Look for the word "Pokemon" in the entries below, then copy every line that has it.

##### Exercise material

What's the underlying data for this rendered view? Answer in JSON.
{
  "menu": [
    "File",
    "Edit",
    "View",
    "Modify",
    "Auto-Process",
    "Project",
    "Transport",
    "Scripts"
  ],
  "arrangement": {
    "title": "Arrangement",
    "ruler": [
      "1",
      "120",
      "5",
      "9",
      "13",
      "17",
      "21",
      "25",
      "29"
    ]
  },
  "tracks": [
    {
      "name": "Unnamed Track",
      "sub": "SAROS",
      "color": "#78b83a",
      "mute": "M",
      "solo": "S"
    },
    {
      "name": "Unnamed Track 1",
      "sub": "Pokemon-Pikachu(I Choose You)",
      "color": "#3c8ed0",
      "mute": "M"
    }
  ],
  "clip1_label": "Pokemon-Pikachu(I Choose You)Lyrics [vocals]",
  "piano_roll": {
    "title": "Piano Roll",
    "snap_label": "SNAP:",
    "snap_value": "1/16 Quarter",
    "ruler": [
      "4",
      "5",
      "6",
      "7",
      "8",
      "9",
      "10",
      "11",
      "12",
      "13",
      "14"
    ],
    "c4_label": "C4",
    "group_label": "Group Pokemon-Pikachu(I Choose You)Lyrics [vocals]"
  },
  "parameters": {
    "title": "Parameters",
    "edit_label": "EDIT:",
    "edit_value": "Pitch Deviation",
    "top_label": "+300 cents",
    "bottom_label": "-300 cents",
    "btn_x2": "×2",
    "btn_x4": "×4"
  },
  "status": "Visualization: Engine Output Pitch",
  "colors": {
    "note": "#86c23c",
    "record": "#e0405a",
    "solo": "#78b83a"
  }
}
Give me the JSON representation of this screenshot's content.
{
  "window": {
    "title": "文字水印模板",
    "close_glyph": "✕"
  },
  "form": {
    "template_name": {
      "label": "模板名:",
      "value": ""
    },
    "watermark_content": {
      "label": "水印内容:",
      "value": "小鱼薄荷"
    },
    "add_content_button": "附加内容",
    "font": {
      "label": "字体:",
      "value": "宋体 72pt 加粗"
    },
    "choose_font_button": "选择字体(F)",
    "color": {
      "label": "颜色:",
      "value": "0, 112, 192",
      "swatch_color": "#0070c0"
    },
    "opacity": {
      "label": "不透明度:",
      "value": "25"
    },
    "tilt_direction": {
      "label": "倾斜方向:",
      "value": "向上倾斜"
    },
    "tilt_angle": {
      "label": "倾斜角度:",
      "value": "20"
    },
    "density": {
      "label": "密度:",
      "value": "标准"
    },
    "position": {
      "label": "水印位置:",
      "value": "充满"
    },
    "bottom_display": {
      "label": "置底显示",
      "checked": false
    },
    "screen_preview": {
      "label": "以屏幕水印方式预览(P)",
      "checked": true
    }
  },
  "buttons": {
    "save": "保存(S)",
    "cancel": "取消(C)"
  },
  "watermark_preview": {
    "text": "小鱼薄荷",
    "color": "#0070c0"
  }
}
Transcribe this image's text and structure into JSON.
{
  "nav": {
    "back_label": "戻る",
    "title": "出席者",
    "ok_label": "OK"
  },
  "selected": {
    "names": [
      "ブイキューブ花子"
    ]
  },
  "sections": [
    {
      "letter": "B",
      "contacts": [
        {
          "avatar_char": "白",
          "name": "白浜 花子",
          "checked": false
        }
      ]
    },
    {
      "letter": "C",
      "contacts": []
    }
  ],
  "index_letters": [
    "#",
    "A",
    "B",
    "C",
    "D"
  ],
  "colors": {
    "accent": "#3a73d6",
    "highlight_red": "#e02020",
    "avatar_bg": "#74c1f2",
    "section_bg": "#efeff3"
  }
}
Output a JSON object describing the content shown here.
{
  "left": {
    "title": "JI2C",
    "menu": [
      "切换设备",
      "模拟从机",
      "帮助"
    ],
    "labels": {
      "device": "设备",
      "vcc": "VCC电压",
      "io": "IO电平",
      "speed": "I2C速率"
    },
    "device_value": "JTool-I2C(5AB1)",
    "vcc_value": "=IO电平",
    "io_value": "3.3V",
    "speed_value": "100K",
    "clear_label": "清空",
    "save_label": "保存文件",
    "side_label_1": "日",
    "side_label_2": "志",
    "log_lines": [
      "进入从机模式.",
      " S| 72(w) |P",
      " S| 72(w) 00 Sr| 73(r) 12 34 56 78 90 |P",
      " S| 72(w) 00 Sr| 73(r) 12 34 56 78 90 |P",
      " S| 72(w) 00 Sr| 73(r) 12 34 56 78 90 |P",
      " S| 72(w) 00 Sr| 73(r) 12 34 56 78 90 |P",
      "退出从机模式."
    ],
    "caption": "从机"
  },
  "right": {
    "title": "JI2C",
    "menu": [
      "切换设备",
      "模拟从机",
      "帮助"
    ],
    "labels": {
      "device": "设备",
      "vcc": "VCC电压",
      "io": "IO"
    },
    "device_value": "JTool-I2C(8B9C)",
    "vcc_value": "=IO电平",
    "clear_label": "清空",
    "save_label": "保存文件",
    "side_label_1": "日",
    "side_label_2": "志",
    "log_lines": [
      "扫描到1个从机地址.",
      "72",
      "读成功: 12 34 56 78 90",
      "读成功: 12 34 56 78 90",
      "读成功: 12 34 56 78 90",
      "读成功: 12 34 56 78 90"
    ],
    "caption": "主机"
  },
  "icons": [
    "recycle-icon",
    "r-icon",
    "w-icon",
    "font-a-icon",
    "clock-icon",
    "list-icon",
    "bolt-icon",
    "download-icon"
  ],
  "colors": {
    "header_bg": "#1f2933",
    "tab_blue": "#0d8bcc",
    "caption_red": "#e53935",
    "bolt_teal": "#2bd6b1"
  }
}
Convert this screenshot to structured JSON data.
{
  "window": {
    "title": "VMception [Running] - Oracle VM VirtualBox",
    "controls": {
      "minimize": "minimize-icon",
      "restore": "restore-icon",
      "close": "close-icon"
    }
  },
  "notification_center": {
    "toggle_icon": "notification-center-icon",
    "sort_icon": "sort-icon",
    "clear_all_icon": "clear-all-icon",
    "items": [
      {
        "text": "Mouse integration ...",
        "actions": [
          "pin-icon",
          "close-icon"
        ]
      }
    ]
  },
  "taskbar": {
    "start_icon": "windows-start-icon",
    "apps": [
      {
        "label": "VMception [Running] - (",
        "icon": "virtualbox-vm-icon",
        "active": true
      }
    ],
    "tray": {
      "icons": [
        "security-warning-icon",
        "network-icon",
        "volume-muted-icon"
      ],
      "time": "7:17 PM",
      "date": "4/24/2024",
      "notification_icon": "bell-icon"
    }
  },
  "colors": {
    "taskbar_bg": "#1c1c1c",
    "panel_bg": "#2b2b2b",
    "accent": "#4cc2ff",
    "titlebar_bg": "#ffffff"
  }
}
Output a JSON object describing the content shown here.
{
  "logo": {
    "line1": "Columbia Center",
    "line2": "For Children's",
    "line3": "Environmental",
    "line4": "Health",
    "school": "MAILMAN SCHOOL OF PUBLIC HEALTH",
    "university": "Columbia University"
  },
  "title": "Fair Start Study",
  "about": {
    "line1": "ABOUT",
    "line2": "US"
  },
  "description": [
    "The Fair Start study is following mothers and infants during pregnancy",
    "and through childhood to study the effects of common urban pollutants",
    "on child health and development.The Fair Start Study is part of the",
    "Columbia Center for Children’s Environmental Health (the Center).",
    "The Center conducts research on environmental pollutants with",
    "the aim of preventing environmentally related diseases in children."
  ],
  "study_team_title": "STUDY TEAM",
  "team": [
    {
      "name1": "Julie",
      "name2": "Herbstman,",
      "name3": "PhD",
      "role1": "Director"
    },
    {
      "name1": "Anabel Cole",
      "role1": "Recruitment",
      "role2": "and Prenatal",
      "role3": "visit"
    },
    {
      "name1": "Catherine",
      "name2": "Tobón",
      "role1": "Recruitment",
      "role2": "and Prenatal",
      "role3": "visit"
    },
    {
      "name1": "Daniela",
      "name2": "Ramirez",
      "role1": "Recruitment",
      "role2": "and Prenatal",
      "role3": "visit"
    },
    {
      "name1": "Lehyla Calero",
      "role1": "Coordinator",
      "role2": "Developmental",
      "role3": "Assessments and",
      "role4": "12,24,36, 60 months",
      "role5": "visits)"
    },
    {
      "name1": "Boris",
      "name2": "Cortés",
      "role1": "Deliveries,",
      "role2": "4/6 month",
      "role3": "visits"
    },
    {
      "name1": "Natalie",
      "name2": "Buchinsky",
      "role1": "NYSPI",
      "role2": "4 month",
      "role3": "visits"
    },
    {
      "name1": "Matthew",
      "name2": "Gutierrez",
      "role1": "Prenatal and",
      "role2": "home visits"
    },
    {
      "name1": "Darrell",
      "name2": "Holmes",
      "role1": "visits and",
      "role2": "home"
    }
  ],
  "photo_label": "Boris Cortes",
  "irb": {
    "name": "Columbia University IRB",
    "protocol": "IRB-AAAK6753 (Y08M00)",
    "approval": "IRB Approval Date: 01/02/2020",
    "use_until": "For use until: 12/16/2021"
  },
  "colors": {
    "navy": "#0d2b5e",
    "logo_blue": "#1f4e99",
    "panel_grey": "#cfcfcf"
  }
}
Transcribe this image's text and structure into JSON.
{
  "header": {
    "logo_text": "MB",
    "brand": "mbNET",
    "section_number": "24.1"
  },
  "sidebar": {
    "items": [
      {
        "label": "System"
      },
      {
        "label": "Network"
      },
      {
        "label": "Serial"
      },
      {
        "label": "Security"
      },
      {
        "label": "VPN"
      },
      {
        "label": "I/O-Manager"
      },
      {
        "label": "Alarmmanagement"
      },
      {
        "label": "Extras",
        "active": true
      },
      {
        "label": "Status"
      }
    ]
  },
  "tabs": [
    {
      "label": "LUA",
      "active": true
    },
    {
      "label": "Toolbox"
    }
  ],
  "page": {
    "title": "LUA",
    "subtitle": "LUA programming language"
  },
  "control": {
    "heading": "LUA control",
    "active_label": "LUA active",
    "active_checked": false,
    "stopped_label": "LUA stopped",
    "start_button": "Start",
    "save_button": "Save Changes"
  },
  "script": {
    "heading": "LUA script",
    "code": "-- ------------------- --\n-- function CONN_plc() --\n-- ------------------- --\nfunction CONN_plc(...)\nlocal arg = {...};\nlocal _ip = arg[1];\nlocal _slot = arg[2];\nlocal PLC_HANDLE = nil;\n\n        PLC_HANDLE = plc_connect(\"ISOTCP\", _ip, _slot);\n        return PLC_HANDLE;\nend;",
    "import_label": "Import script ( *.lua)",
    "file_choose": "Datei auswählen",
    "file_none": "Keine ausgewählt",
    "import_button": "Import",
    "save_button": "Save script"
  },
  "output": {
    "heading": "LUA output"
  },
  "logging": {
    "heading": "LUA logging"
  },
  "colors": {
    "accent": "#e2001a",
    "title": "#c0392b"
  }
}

##########

■ **Task solution**:
      "sub": "Pokemon-Pikachu(I Choose You)",
  "clip1_label": "Pokemon-Pikachu(I Choose You)Lyrics [vocals]",
    "group_label": "Group Pokemon-Pikachu(I Choose You)Lyrics [vocals]"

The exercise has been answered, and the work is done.